학습 목표:
아래 기록에서 다음 단어가 들어 있는 줄을 모두 추출하여 그대로 옮겨 쓰시오: "sural".
::: 기록 데이터 :::
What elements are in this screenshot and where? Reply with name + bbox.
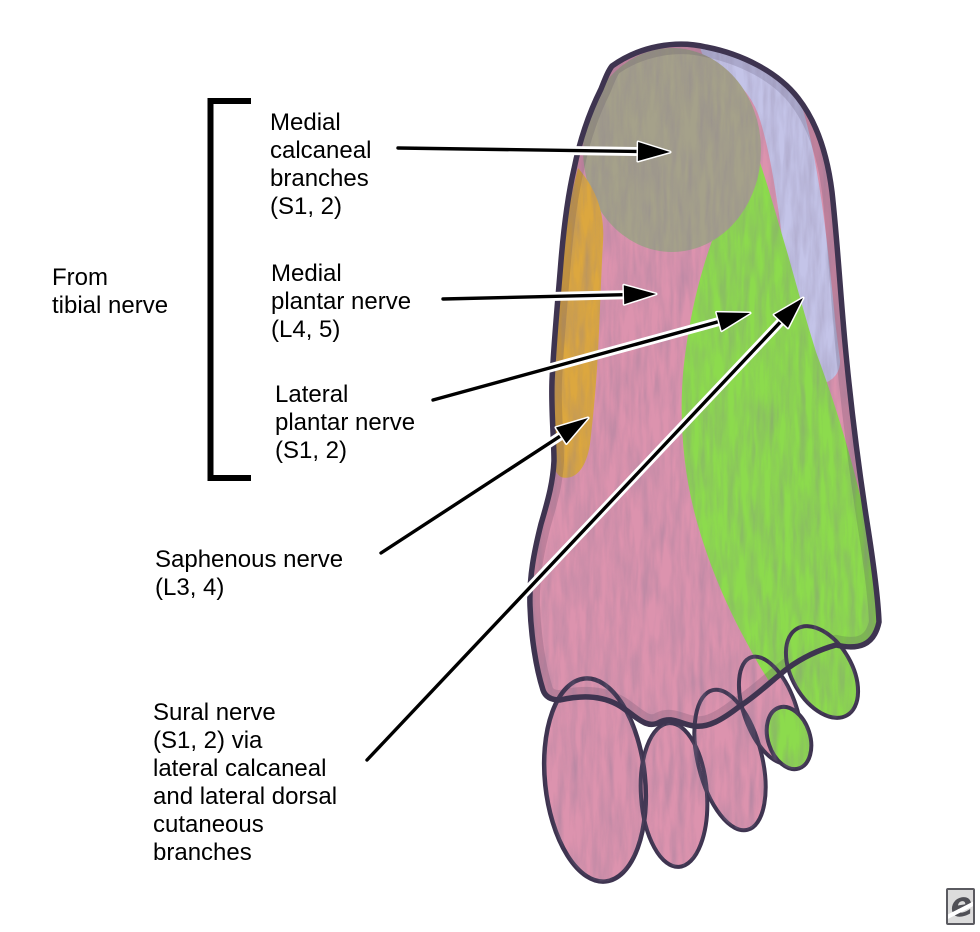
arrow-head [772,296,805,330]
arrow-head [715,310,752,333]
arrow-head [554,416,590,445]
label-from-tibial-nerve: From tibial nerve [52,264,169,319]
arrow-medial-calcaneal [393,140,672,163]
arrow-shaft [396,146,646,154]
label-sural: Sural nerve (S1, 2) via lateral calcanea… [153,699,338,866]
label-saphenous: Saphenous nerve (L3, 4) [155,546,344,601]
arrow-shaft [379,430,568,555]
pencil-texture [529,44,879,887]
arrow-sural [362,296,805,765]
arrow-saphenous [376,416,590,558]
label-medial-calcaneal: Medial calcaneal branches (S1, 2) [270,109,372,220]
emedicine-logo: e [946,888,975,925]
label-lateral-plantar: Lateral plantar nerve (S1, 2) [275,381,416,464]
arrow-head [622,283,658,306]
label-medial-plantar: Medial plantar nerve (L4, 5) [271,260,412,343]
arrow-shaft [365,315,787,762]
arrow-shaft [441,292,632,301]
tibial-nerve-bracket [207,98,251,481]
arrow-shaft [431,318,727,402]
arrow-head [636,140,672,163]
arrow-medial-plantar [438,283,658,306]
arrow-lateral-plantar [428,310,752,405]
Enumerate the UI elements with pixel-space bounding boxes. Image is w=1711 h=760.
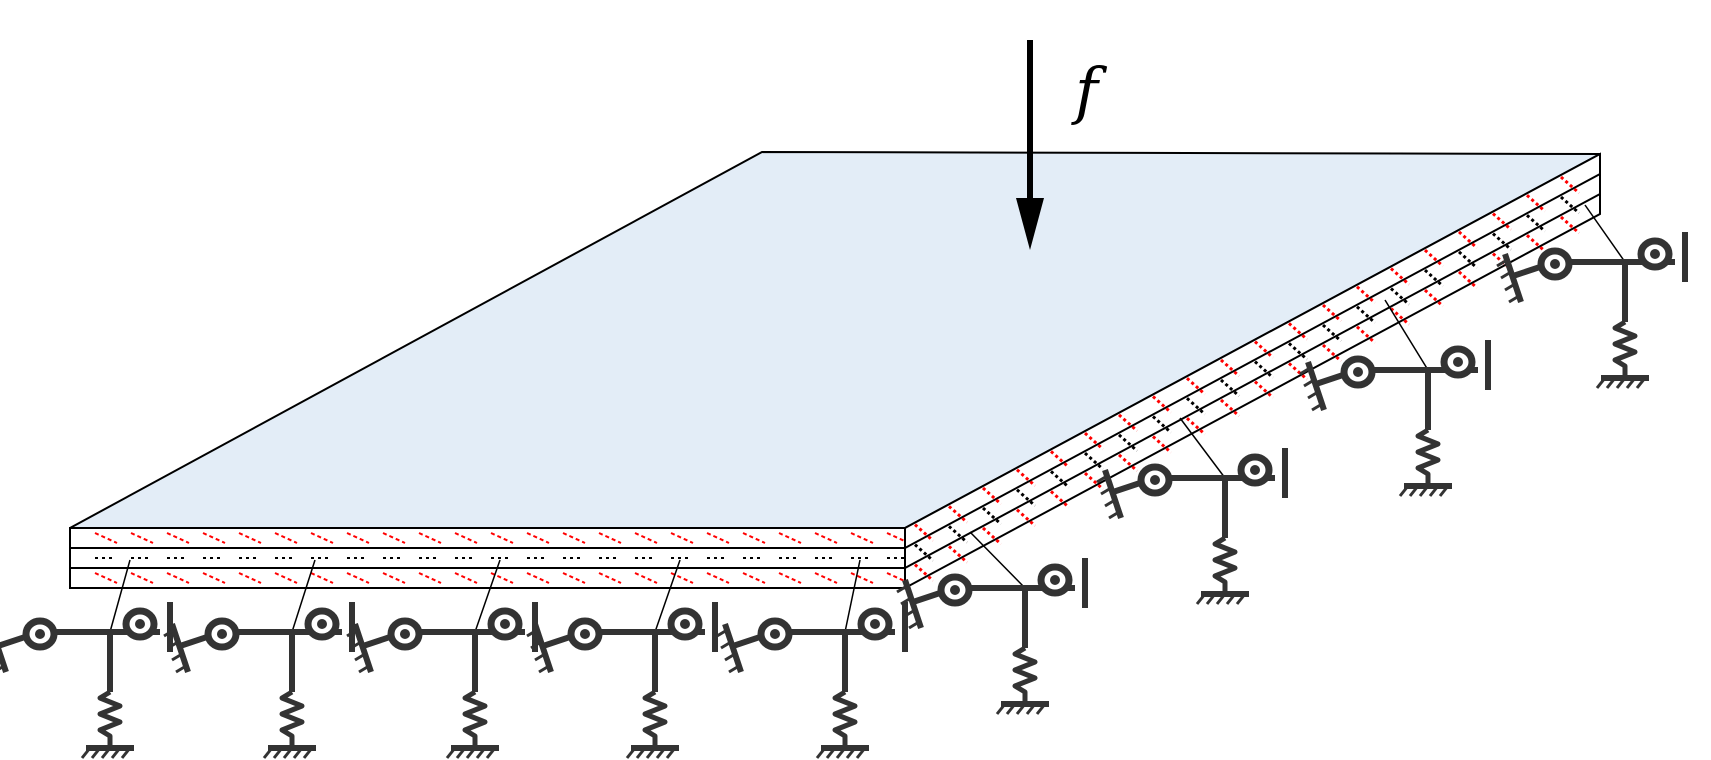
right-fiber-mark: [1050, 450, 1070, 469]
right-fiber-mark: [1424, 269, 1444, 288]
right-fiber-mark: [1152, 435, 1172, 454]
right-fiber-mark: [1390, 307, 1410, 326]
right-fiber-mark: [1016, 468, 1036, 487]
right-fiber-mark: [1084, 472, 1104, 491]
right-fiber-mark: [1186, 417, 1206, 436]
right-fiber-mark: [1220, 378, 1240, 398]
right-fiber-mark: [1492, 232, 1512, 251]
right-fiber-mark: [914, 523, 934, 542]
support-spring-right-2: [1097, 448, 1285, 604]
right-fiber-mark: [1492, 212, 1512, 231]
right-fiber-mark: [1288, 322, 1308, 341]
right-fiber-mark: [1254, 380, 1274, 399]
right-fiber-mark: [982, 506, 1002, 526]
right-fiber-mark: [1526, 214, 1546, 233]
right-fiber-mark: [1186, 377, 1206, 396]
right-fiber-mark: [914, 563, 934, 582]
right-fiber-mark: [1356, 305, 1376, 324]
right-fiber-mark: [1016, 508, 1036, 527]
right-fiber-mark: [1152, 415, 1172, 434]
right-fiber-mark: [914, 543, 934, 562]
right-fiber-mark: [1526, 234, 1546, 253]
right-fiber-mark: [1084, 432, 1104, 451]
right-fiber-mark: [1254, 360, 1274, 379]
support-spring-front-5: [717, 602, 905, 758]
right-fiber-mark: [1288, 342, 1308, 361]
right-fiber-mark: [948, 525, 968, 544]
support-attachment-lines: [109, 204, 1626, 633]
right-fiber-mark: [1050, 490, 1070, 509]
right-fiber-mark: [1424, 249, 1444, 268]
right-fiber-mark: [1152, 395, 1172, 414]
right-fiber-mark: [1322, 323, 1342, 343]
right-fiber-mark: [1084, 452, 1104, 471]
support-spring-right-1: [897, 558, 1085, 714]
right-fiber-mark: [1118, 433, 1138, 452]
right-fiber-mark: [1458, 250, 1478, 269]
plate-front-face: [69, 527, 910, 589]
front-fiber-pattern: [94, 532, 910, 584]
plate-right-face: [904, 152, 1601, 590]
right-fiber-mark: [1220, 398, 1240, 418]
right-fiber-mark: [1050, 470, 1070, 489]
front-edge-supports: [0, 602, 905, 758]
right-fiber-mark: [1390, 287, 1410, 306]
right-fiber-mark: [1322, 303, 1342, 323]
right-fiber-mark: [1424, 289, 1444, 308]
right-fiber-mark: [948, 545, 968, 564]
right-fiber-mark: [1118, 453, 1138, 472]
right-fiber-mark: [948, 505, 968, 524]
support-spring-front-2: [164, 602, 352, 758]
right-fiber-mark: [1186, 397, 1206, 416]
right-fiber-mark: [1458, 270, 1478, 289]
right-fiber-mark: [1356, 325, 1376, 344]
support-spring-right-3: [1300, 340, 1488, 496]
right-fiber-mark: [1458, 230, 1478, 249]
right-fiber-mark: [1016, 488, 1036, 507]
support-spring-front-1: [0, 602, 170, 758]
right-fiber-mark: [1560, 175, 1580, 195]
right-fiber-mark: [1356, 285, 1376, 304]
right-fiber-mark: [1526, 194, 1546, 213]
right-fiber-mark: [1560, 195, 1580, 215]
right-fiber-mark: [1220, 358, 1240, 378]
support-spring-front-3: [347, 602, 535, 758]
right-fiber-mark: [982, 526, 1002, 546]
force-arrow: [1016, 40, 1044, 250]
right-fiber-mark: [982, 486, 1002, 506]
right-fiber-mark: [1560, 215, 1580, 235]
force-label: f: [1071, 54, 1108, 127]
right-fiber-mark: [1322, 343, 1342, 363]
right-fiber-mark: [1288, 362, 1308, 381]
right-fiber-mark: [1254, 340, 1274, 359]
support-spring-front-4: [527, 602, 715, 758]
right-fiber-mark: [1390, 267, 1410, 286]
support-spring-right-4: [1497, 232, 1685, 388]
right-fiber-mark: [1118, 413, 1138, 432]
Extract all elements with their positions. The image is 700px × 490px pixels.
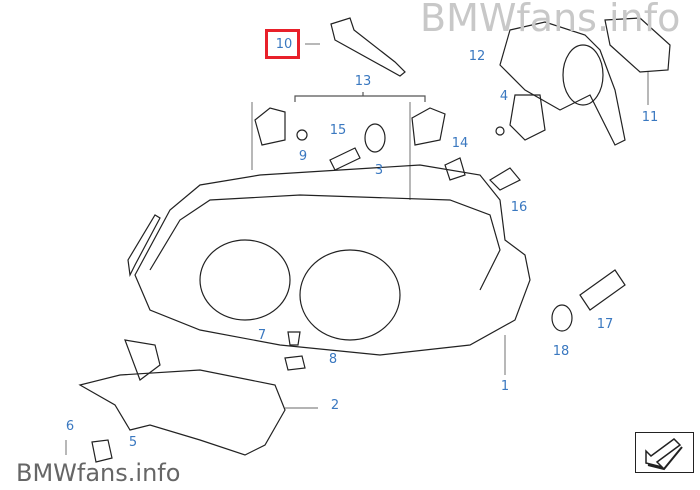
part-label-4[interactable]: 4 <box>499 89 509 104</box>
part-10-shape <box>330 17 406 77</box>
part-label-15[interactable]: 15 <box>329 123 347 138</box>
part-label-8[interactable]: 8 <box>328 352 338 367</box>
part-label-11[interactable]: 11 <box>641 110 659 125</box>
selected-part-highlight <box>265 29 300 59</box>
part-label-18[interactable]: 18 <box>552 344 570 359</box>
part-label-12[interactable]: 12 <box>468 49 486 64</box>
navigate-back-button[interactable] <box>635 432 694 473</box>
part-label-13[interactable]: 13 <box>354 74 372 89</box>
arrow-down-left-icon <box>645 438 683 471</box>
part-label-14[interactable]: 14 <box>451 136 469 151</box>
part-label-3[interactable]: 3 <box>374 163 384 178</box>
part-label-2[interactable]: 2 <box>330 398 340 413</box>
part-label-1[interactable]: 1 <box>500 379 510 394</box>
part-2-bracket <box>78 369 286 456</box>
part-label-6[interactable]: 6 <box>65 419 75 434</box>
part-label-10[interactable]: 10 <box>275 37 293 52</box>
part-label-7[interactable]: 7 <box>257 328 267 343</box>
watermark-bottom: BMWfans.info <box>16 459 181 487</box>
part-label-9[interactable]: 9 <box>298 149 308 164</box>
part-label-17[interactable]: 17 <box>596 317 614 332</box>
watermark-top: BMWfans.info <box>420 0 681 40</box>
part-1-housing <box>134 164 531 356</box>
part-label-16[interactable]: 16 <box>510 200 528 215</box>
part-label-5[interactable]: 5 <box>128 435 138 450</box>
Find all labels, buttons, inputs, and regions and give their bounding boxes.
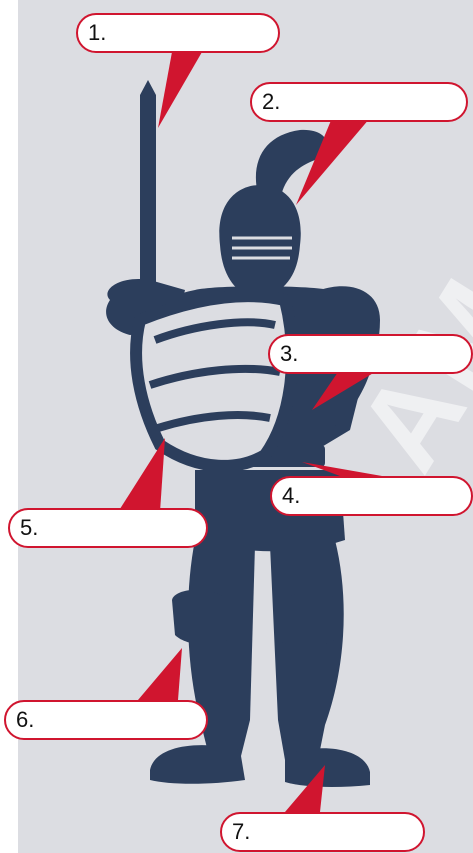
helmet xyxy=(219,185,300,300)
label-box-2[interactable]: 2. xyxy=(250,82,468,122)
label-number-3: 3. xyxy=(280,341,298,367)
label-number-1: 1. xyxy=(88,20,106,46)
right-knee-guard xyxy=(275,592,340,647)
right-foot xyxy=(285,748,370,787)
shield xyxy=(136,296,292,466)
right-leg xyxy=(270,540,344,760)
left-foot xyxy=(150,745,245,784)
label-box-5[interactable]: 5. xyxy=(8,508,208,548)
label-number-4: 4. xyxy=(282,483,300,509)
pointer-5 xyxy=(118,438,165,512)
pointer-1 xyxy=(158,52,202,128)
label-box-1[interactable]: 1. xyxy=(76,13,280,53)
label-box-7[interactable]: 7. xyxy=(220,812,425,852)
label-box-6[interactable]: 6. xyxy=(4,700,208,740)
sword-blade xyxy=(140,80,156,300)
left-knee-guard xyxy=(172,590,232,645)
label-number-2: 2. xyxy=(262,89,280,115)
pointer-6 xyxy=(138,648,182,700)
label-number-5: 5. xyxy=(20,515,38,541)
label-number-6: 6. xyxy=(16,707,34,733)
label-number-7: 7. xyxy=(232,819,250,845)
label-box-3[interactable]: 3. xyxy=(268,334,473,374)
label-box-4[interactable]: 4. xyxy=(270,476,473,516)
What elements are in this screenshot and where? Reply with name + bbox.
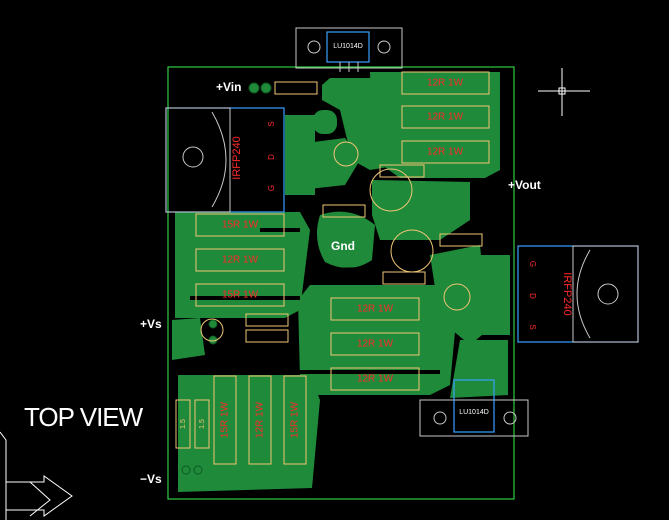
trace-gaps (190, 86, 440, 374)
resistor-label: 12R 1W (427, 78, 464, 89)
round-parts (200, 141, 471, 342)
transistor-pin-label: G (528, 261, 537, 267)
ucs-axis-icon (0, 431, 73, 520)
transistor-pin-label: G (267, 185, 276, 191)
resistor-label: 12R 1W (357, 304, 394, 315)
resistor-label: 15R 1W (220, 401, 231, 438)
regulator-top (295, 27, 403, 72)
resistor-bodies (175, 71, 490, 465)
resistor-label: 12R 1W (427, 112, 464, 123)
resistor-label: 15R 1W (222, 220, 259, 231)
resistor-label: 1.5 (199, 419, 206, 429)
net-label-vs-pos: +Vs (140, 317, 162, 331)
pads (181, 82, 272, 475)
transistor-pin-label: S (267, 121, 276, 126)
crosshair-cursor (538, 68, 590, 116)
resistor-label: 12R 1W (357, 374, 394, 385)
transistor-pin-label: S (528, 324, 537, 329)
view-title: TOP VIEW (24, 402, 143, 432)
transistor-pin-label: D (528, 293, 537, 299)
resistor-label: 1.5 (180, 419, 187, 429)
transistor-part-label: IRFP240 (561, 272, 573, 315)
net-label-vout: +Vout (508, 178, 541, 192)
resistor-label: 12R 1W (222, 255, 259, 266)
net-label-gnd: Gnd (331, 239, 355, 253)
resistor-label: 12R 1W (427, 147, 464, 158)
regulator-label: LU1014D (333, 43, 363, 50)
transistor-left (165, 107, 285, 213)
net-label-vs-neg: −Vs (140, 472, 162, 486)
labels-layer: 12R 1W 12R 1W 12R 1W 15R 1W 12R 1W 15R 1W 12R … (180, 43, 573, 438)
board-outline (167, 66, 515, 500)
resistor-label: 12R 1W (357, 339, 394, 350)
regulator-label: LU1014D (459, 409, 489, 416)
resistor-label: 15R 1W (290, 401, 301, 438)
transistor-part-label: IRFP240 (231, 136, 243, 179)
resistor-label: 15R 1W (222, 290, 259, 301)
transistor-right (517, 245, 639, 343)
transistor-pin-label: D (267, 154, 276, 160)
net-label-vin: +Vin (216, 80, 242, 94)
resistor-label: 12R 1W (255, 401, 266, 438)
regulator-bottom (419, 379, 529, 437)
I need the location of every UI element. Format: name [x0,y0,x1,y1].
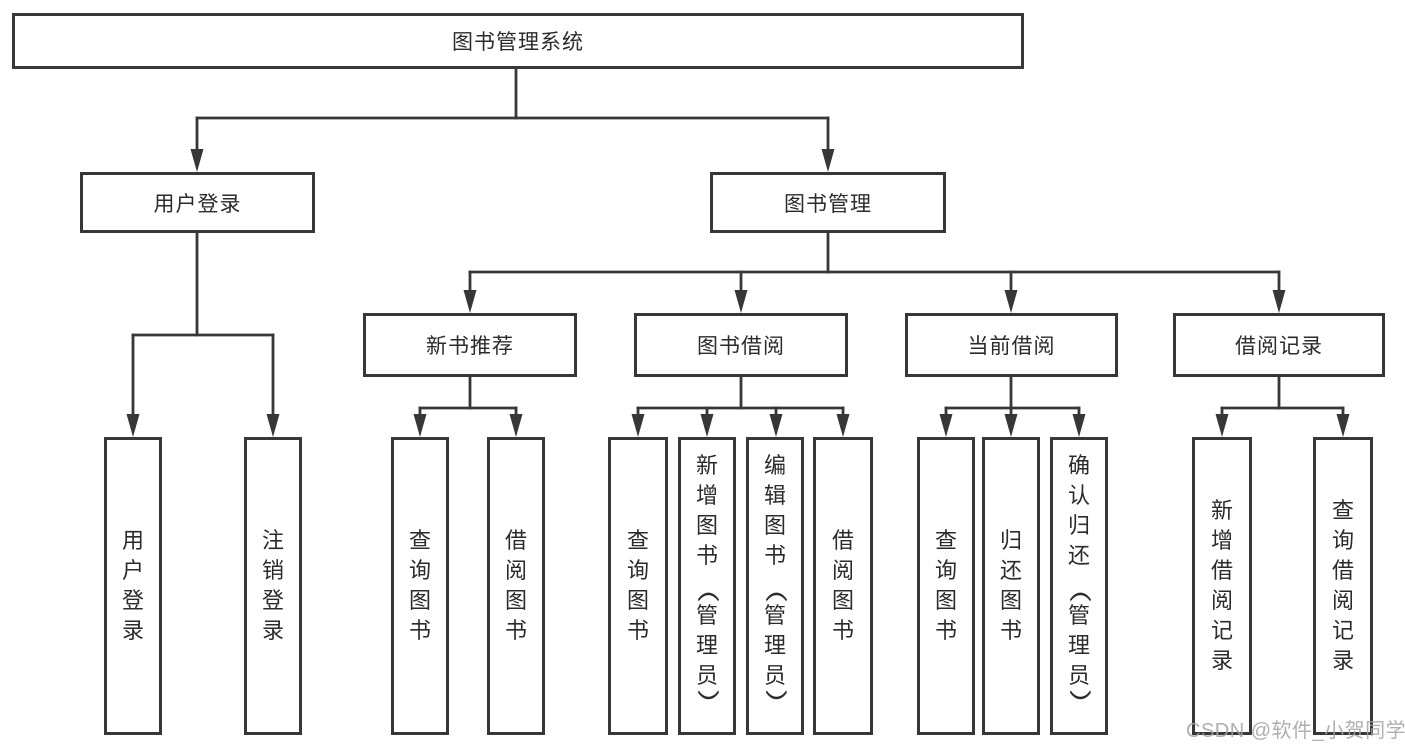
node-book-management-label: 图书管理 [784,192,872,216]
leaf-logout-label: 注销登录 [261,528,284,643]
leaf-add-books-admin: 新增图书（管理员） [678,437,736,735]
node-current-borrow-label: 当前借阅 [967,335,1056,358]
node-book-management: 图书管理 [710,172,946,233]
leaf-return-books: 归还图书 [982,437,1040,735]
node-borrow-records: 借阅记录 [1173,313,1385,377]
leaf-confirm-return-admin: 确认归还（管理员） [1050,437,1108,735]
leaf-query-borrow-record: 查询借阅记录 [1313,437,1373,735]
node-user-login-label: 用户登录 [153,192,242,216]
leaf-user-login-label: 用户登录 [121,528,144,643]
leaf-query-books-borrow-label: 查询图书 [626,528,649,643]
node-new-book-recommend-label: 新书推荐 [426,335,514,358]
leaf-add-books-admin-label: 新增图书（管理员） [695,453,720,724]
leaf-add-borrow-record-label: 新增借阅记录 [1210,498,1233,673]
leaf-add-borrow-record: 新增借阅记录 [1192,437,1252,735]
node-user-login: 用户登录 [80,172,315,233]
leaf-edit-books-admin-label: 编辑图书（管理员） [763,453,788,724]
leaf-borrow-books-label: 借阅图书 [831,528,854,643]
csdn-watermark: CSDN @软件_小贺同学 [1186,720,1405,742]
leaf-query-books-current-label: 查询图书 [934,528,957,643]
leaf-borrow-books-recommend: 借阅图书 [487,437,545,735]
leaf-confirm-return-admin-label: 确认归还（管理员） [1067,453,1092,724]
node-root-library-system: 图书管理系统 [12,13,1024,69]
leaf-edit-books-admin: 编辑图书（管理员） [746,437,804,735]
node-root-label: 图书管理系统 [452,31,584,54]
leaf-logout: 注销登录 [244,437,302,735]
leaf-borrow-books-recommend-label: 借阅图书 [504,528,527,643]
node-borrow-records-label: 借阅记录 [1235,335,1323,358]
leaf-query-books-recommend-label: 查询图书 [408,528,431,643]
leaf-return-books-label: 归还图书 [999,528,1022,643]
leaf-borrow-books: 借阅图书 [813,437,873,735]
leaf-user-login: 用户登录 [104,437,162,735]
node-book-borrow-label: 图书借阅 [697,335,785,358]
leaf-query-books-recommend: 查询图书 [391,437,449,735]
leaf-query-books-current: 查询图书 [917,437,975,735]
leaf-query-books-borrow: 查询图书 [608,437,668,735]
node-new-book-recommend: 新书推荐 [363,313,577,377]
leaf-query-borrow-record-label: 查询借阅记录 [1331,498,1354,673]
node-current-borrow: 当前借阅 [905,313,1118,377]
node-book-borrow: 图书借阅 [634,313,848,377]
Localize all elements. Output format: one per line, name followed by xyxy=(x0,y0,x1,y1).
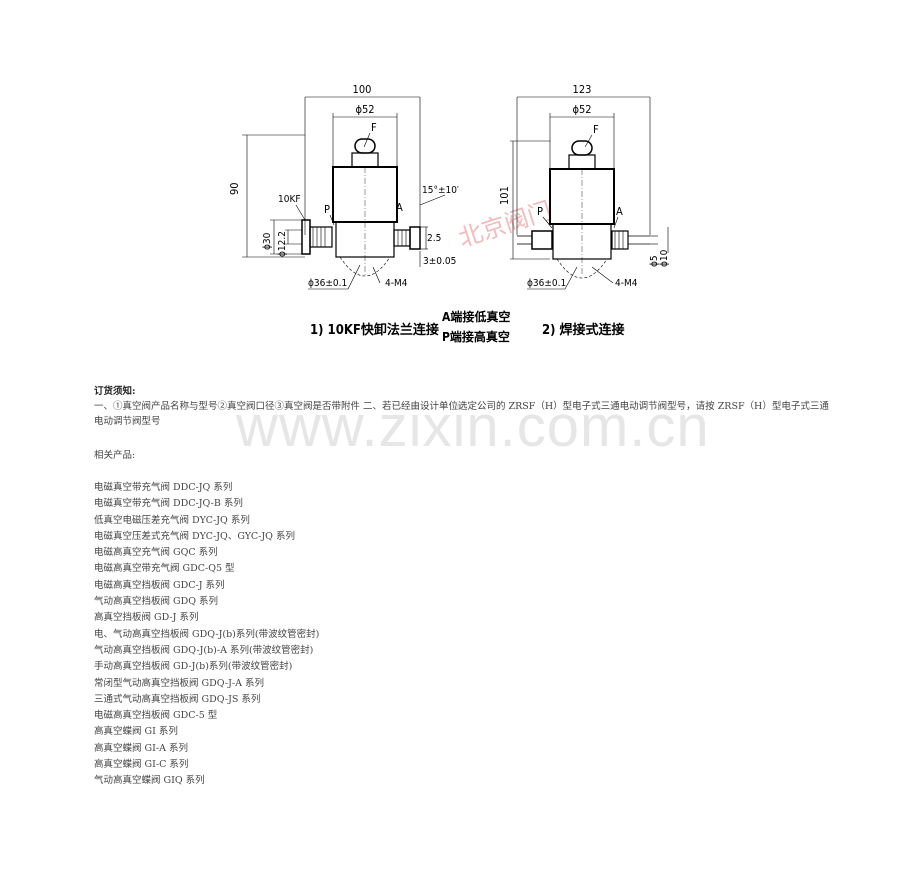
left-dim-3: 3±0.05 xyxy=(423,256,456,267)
:::
연습 정답:
label-sural: Sural nerve (S1, 2) via lateral calcanea… [153,699,338,866]
arrow-sural [362,296,805,765]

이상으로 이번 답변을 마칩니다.